» **EXERCISE**: In the listing below, locate the lines that hold "Margin" and copy them.

» **Figure record extracts**:
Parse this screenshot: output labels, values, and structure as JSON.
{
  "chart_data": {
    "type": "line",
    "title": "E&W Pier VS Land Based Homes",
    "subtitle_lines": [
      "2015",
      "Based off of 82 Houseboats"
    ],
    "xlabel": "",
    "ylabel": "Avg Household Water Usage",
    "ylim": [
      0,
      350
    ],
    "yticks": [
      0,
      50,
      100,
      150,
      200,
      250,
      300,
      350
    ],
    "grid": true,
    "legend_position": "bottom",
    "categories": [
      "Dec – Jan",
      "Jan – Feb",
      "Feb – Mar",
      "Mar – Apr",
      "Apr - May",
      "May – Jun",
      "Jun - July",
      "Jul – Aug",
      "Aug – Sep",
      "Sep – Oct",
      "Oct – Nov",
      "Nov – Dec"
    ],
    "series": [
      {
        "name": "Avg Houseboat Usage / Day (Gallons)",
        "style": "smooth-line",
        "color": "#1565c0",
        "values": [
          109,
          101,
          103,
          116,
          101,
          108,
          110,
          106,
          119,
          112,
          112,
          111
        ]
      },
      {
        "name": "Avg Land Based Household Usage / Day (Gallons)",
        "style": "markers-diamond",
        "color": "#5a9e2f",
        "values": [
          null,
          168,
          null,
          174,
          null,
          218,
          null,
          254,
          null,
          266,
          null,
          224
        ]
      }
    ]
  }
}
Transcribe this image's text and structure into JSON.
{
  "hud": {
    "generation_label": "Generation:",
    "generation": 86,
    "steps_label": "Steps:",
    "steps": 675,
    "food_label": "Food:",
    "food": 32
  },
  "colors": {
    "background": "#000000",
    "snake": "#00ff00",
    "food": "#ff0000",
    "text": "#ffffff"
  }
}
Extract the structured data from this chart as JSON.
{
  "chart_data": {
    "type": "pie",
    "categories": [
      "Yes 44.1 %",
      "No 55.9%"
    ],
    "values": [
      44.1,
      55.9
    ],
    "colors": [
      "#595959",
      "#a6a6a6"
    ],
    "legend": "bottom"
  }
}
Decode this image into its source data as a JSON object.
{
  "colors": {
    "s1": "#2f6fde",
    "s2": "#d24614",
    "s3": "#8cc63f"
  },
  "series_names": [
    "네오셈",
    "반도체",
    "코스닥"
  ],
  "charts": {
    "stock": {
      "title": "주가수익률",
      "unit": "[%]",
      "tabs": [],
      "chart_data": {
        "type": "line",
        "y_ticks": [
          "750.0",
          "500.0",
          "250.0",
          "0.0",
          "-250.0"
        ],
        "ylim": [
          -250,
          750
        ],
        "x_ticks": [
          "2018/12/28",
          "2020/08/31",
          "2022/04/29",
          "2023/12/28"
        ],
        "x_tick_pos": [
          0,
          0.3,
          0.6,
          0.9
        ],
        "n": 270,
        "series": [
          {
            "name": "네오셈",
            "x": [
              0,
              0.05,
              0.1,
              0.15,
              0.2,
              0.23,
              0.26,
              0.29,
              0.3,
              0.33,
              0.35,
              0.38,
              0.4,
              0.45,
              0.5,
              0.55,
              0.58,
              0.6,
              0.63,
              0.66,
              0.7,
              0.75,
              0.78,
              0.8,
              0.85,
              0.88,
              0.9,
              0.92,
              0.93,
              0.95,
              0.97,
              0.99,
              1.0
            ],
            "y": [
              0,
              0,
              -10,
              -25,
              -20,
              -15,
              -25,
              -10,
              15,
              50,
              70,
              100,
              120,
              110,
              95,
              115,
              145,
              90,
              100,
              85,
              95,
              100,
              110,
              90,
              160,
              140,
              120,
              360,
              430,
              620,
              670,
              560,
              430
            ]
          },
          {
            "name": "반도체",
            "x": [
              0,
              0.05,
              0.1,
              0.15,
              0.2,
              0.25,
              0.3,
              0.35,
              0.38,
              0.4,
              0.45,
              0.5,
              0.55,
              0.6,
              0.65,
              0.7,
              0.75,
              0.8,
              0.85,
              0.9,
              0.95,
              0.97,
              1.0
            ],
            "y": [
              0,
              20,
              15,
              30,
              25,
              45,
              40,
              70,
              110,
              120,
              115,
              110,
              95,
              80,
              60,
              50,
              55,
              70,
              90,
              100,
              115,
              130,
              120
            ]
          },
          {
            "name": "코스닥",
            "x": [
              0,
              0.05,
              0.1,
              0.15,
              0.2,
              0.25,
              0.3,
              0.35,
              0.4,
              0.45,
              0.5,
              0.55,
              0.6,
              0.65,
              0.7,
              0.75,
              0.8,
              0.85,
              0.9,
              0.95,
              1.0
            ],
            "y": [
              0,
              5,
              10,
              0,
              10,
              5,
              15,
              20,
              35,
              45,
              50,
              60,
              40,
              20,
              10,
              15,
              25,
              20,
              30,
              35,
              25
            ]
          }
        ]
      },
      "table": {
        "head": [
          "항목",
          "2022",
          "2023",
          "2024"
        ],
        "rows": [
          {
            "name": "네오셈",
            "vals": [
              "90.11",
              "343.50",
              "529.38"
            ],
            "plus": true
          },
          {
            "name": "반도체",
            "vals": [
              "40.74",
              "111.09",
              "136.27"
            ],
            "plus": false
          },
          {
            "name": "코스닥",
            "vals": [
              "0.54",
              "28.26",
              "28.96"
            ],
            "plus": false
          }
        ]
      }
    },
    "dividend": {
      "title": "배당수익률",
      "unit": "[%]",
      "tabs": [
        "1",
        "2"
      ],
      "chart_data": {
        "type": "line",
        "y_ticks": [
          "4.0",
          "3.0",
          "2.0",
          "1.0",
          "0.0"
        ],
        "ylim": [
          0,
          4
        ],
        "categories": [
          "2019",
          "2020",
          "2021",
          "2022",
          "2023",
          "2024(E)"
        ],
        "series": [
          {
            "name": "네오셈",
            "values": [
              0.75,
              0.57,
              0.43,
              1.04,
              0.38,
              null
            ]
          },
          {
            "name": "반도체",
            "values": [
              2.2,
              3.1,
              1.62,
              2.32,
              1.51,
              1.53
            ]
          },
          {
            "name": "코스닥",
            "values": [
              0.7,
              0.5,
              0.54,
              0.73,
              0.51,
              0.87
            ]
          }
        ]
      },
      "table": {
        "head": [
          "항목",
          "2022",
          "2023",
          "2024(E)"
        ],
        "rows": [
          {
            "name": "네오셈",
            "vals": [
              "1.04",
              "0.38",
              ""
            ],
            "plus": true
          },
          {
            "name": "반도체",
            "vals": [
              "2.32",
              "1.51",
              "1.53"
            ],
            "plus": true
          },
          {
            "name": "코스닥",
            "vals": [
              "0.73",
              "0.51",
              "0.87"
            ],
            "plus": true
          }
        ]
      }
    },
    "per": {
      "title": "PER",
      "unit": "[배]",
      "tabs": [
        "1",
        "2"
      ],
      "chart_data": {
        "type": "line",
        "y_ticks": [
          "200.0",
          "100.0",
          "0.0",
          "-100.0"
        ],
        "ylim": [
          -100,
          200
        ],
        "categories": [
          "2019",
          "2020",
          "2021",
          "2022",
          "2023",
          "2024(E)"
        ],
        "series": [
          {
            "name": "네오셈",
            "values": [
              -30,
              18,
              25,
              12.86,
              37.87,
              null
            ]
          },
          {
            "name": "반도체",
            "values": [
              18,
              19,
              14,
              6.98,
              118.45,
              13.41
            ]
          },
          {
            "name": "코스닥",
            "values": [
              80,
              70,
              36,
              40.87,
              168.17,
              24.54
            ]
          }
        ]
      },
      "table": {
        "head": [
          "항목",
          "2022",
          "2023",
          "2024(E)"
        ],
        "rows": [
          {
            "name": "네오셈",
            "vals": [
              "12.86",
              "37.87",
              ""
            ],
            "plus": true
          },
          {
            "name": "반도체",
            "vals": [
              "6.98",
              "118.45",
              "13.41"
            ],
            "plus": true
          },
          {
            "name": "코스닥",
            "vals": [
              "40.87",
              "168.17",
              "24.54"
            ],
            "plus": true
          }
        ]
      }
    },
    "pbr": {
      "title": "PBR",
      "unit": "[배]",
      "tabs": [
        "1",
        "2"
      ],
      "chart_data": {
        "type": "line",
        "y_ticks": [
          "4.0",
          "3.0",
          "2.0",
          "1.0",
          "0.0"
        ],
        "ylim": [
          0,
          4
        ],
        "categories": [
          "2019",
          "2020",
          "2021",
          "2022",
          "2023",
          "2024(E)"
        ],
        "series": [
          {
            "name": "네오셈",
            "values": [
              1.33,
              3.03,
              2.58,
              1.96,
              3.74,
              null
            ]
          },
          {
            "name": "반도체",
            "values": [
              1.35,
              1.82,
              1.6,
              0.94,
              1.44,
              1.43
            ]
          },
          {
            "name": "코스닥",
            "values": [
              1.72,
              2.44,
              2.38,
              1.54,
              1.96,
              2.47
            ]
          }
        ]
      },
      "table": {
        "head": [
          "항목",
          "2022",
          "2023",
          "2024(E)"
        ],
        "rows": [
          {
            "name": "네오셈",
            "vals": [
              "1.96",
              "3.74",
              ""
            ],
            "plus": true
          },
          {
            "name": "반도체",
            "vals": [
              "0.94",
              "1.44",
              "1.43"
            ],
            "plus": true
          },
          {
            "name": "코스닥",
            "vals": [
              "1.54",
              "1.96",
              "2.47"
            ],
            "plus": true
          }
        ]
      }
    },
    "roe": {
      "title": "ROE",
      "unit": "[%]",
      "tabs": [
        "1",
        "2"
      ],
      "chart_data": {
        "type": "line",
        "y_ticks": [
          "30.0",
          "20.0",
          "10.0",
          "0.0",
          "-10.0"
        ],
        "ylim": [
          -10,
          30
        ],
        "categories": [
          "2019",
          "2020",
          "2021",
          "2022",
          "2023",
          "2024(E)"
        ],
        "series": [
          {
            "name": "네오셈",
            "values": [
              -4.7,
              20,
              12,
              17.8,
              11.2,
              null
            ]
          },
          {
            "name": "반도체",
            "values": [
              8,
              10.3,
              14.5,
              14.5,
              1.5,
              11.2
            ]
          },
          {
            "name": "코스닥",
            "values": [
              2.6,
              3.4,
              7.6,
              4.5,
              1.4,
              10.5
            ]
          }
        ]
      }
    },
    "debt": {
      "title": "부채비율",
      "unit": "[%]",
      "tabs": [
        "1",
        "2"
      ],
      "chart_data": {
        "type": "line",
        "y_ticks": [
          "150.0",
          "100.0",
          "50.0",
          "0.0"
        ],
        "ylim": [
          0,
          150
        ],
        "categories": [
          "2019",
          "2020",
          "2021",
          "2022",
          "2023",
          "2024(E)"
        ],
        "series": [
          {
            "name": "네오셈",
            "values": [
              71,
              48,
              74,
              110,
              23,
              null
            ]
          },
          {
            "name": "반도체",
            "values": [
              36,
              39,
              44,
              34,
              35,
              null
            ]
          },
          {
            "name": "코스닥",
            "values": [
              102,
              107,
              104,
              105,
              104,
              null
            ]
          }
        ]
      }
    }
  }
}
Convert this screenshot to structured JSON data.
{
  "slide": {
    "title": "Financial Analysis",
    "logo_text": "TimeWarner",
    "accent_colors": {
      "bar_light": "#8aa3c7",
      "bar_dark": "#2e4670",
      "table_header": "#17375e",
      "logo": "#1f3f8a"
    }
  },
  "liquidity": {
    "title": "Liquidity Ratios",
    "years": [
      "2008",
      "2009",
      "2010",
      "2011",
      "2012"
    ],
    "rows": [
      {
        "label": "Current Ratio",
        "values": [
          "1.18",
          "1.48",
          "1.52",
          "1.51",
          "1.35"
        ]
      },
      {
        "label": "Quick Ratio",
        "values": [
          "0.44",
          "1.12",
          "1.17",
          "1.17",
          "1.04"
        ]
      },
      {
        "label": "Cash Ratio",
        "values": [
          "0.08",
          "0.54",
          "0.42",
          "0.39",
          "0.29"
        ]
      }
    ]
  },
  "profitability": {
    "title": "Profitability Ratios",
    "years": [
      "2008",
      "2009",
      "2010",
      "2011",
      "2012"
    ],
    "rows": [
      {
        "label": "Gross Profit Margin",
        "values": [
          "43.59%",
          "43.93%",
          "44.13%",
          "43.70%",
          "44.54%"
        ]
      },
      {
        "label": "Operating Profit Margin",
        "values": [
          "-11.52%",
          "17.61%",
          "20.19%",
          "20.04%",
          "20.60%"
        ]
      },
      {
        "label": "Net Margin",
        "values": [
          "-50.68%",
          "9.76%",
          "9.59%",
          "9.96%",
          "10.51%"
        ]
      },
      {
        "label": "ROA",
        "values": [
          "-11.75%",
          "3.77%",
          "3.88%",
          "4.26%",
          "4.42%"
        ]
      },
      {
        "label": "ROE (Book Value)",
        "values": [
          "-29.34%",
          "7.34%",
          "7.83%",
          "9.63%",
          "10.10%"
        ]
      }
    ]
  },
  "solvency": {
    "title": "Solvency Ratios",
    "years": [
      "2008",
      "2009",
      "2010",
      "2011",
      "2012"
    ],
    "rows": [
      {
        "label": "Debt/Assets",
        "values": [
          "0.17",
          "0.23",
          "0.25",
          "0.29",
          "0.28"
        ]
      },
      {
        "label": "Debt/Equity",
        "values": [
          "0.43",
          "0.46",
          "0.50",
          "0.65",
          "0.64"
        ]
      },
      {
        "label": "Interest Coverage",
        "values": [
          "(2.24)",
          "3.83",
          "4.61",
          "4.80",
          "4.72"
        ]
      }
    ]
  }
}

» **WRITTEN ANSWER**:
        "label": "Gross Profit Margin",
        "label": "Operating Profit Margin",
        "label": "Net Margin",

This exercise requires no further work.